▽
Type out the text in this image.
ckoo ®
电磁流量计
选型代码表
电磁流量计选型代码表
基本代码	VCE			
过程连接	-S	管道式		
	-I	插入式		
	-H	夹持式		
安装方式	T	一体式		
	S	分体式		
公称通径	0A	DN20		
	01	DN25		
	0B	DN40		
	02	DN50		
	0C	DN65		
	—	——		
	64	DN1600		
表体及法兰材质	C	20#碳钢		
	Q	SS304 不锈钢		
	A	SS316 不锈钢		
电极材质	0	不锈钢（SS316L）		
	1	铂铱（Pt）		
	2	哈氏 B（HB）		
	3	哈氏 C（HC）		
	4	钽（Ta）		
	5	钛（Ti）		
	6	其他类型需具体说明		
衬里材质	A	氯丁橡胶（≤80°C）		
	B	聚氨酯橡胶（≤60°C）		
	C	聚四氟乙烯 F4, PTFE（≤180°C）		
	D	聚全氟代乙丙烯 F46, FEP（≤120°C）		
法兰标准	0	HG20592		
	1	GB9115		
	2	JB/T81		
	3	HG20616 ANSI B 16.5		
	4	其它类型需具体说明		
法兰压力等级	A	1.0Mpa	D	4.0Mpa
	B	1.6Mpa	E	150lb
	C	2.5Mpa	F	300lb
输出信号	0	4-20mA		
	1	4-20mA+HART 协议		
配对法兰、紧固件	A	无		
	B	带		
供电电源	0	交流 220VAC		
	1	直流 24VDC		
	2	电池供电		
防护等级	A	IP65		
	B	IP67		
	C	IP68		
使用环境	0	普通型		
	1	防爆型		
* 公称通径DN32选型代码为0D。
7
△
**To be done:**
From the preceding material, extract every line exactly.

**Solution to this task:**
Type out the text in this image.
ckoo ®
电磁流量计
选型代码表
电磁流量计选型代码表
基本代码	VCE			
过程连接	-S	管道式		
	-I	插入式		
	-H	夹持式		
安装方式	T	一体式		
	S	分体式		
公称通径	0A	DN20		
	01	DN25		
	0B	DN40		
	02	DN50		
	0C	DN65		
	—	——		
	64	DN1600		
表体及法兰材质	C	20#碳钢		
	Q	SS304 不锈钢		
	A	SS316 不锈钢		
电极材质	0	不锈钢（SS316L）		
	1	铂铱（Pt）		
	2	哈氏 B（HB）		
	3	哈氏 C（HC）		
	4	钽（Ta）		
	5	钛（Ti）		
	6	其他类型需具体说明		
衬里材质	A	氯丁橡胶（≤80°C）		
	B	聚氨酯橡胶（≤60°C）		
	C	聚四氟乙烯 F4, PTFE（≤180°C）		
	D	聚全氟代乙丙烯 F46, FEP（≤120°C）		
法兰标准	0	HG20592		
	1	GB9115		
	2	JB/T81		
	3	HG20616 ANSI B 16.5		
	4	其它类型需具体说明		
法兰压力等级	A	1.0Mpa	D	4.0Mpa
	B	1.6Mpa	E	150lb
	C	2.5Mpa	F	300lb
输出信号	0	4-20mA		
	1	4-20mA+HART 协议		
配对法兰、紧固件	A	无		
	B	带		
供电电源	0	交流 220VAC		
	1	直流 24VDC		
	2	电池供电		
防护等级	A	IP65		
	B	IP67		
	C	IP68		
使用环境	0	普通型		
	1	防爆型		
* 公称通径DN32选型代码为0D。
7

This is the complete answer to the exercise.